• [Do this]: Return each line of the listing that contains the string "JSON".

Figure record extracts
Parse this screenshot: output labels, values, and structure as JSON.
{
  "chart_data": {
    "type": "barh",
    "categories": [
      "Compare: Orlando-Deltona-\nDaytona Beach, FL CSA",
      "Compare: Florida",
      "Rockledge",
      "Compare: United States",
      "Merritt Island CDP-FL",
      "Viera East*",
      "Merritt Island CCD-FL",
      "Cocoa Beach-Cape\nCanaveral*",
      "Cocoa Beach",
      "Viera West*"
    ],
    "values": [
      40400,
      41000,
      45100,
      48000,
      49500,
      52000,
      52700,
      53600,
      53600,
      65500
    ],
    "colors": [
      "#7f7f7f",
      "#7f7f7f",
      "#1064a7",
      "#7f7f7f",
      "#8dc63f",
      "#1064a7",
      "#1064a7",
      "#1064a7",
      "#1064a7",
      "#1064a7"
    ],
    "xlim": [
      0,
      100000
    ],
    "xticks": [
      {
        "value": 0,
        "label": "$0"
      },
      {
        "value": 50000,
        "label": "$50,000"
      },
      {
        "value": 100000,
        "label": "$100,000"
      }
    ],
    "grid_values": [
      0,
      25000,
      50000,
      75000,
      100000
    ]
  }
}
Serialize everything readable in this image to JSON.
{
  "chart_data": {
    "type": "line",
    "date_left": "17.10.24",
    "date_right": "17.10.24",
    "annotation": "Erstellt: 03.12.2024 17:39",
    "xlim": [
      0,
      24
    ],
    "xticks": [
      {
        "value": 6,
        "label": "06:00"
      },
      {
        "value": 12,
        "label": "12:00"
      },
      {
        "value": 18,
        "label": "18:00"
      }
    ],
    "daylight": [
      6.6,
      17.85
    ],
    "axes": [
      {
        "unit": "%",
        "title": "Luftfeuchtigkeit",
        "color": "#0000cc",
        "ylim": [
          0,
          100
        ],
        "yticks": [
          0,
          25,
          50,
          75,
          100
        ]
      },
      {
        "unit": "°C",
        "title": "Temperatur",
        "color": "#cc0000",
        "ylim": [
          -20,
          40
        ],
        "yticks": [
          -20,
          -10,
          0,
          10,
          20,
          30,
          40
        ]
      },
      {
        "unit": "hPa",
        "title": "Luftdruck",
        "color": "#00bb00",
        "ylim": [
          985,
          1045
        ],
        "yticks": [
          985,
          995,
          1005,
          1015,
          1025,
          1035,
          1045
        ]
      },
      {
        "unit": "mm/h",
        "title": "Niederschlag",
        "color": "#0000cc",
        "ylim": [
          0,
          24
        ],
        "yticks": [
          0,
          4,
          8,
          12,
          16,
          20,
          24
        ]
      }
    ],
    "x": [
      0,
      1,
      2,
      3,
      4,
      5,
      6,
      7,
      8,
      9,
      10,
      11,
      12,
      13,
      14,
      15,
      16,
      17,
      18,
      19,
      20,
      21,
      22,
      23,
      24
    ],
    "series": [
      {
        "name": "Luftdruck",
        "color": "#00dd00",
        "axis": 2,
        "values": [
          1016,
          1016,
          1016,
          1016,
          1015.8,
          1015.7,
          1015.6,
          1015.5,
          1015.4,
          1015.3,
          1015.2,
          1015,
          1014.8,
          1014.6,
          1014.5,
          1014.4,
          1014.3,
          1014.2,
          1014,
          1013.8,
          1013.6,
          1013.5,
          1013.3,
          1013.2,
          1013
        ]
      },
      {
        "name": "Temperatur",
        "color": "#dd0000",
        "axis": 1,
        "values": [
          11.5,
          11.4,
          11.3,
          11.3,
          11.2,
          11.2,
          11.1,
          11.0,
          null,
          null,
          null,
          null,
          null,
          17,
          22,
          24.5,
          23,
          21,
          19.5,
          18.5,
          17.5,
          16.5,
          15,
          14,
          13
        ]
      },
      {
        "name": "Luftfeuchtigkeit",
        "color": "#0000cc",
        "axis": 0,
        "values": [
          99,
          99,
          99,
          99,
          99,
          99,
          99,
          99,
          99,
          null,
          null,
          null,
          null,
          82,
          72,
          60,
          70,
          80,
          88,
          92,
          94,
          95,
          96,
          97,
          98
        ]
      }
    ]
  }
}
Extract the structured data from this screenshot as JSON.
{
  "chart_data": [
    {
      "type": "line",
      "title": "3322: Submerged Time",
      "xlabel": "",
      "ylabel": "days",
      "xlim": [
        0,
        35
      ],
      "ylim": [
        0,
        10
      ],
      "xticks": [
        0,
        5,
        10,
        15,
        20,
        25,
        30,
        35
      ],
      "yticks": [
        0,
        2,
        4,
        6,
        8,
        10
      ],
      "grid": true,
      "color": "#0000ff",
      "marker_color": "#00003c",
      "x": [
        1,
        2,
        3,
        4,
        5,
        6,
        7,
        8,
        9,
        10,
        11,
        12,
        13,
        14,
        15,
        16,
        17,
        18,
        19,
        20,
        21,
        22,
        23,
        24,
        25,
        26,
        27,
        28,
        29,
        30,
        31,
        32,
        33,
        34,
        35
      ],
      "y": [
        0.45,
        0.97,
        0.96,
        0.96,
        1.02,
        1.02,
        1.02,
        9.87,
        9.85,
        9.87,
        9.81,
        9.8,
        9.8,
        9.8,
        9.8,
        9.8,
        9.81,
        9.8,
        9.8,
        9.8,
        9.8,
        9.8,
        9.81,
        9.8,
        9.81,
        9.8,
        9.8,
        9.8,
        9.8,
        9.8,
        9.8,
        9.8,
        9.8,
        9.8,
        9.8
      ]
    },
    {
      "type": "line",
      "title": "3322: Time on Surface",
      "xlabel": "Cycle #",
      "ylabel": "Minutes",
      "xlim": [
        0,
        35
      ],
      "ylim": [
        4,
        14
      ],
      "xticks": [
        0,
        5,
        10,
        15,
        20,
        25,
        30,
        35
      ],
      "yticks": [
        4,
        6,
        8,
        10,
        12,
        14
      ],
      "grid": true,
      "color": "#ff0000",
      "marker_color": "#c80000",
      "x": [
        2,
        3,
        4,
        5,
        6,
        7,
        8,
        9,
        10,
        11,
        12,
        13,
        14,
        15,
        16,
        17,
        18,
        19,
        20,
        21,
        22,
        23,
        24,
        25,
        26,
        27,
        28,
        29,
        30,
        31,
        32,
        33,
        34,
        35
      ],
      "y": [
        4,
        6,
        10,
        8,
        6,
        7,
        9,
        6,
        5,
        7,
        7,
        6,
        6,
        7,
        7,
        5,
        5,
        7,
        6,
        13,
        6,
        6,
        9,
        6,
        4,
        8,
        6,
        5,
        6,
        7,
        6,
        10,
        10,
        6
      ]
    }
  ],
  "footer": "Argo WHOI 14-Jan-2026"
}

• [Worked solution]:
Parse this screenshot: output labels, values, and structure as JSON.
Serialize everything readable in this image to JSON.
Extract the structured data from this screenshot as JSON.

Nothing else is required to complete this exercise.